## EXERCISE
Your task is to reproduce the material exactly.

## PROVIDED MATERIAL
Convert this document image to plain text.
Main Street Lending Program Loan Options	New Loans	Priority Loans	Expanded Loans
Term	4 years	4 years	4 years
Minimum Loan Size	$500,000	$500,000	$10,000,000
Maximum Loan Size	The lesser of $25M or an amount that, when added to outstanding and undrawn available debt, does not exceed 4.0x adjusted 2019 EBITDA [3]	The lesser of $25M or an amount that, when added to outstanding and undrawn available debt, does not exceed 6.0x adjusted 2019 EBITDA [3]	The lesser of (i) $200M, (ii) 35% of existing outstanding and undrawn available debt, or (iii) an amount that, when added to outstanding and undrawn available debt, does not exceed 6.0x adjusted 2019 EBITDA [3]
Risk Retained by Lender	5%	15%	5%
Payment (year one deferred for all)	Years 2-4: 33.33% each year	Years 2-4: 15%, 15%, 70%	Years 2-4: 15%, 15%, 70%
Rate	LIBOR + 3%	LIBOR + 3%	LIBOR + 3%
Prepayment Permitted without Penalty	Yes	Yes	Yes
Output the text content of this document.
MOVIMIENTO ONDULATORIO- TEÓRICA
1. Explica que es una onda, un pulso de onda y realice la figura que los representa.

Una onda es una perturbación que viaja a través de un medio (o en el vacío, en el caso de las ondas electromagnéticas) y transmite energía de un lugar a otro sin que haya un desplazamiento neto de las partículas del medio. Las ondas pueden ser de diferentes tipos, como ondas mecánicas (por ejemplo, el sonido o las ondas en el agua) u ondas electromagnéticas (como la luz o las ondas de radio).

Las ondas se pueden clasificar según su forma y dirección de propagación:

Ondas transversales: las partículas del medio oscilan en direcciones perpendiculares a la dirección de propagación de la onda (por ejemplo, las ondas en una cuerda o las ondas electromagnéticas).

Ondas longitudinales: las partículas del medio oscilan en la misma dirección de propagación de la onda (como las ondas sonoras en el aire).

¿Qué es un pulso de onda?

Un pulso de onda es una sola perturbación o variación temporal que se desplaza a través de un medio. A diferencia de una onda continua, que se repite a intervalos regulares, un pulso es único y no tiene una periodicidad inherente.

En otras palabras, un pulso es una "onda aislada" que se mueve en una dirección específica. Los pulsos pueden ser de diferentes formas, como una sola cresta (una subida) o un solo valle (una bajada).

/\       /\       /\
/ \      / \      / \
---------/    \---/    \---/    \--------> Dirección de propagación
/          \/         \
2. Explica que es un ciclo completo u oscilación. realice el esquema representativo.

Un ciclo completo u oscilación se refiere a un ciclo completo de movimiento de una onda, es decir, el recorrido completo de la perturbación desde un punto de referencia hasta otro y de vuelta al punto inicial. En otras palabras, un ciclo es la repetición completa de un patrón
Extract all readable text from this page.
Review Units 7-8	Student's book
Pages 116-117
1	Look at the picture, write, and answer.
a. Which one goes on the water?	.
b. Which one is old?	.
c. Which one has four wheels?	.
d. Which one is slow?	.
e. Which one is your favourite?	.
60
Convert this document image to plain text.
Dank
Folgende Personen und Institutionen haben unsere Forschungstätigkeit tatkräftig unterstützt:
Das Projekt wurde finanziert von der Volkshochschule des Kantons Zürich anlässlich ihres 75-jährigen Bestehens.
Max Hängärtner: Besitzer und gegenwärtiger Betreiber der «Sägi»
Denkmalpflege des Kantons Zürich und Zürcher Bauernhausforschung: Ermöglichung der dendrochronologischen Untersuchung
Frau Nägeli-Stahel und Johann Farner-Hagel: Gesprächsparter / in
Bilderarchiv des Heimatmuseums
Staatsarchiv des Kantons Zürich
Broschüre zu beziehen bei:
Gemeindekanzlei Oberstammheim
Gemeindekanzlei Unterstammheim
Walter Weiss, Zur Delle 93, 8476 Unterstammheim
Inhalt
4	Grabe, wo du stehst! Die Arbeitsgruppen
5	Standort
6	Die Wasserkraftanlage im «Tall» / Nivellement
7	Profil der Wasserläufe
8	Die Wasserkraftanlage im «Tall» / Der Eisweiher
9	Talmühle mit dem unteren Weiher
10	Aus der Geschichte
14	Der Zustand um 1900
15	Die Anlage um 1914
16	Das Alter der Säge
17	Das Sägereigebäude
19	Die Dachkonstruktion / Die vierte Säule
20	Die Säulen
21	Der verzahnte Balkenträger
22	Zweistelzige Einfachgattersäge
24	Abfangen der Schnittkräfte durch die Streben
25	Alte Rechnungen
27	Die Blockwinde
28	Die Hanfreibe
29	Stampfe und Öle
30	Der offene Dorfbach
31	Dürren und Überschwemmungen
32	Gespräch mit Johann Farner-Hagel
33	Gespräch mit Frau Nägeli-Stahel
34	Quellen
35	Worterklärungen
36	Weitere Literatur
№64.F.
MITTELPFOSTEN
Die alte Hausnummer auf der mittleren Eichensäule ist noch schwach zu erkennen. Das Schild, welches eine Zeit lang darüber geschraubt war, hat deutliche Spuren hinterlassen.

## EXERCISE SOLUTION
Convert this document image to plain text.
Main Street Lending Program Loan Options	New Loans	Priority Loans	Expanded Loans
Term	4 years	4 years	4 years
Minimum Loan Size	$500,000	$500,000	$10,000,000
Maximum Loan Size	The lesser of $25M or an amount that, when added to outstanding and undrawn available debt, does not exceed 4.0x adjusted 2019 EBITDA [3]	The lesser of $25M or an amount that, when added to outstanding and undrawn available debt, does not exceed 6.0x adjusted 2019 EBITDA [3]	The lesser of (i) $200M, (ii) 35% of existing outstanding and undrawn available debt, or (iii) an amount that, when added to outstanding and undrawn available debt, does not exceed 6.0x adjusted 2019 EBITDA [3]
Risk Retained by Lender	5%	15%	5%
Payment (year one deferred for all)	Years 2-4: 33.33% each year	Years 2-4: 15%, 15%, 70%	Years 2-4: 15%, 15%, 70%
Rate	LIBOR + 3%	LIBOR + 3%	LIBOR + 3%
Prepayment Permitted without Penalty	Yes	Yes	Yes
Output the text content of this document.
MOVIMIENTO ONDULATORIO- TEÓRICA
1. Explica que es una onda, un pulso de onda y realice la figura que los representa.

Una onda es una perturbación que viaja a través de un medio (o en el vacío, en el caso de las ondas electromagnéticas) y transmite energía de un lugar a otro sin que haya un desplazamiento neto de las partículas del medio. Las ondas pueden ser de diferentes tipos, como ondas mecánicas (por ejemplo, el sonido o las ondas en el agua) u ondas electromagnéticas (como la luz o las ondas de radio).

Las ondas se pueden clasificar según su forma y dirección de propagación:

Ondas transversales: las partículas del medio oscilan en direcciones perpendiculares a la dirección de propagación de la onda (por ejemplo, las ondas en una cuerda o las ondas electromagnéticas).

Ondas longitudinales: las partículas del medio oscilan en la misma dirección de propagación de la onda (como las ondas sonoras en el aire).

¿Qué es un pulso de onda?

Un pulso de onda es una sola perturbación o variación temporal que se desplaza a través de un medio. A diferencia de una onda continua, que se repite a intervalos regulares, un pulso es único y no tiene una periodicidad inherente.

En otras palabras, un pulso es una "onda aislada" que se mueve en una dirección específica. Los pulsos pueden ser de diferentes formas, como una sola cresta (una subida) o un solo valle (una bajada).

/\       /\       /\
/ \      / \      / \
---------/    \---/    \---/    \--------> Dirección de propagación
/          \/         \
2. Explica que es un ciclo completo u oscilación. realice el esquema representativo.

Un ciclo completo u oscilación se refiere a un ciclo completo de movimiento de una onda, es decir, el recorrido completo de la perturbación desde un punto de referencia hasta otro y de vuelta al punto inicial. En otras palabras, un ciclo es la repetición completa de un patrón
Extract all readable text from this page.
Review Units 7-8	Student's book
Pages 116-117
1	Look at the picture, write, and answer.
a. Which one goes on the water?	.
b. Which one is old?	.
c. Which one has four wheels?	.
d. Which one is slow?	.
e. Which one is your favourite?	.
60
Convert this document image to plain text.
Dank
Folgende Personen und Institutionen haben unsere Forschungstätigkeit tatkräftig unterstützt:
Das Projekt wurde finanziert von der Volkshochschule des Kantons Zürich anlässlich ihres 75-jährigen Bestehens.
Max Hängärtner: Besitzer und gegenwärtiger Betreiber der «Sägi»
Denkmalpflege des Kantons Zürich und Zürcher Bauernhausforschung: Ermöglichung der dendrochronologischen Untersuchung
Frau Nägeli-Stahel und Johann Farner-Hagel: Gesprächsparter / in
Bilderarchiv des Heimatmuseums
Staatsarchiv des Kantons Zürich
Broschüre zu beziehen bei:
Gemeindekanzlei Oberstammheim
Gemeindekanzlei Unterstammheim
Walter Weiss, Zur Delle 93, 8476 Unterstammheim
Inhalt
4	Grabe, wo du stehst! Die Arbeitsgruppen
5	Standort
6	Die Wasserkraftanlage im «Tall» / Nivellement
7	Profil der Wasserläufe
8	Die Wasserkraftanlage im «Tall» / Der Eisweiher
9	Talmühle mit dem unteren Weiher
10	Aus der Geschichte
14	Der Zustand um 1900
15	Die Anlage um 1914
16	Das Alter der Säge
17	Das Sägereigebäude
19	Die Dachkonstruktion / Die vierte Säule
20	Die Säulen
21	Der verzahnte Balkenträger
22	Zweistelzige Einfachgattersäge
24	Abfangen der Schnittkräfte durch die Streben
25	Alte Rechnungen
27	Die Blockwinde
28	Die Hanfreibe
29	Stampfe und Öle
30	Der offene Dorfbach
31	Dürren und Überschwemmungen
32	Gespräch mit Johann Farner-Hagel
33	Gespräch mit Frau Nägeli-Stahel
34	Quellen
35	Worterklärungen
36	Weitere Literatur
№64.F.
MITTELPFOSTEN
Die alte Hausnummer auf der mittleren Eichensäule ist noch schwach zu erkennen. Das Schild, welches eine Zeit lang darüber geschraubt war, hat deutliche Spuren hinterlassen.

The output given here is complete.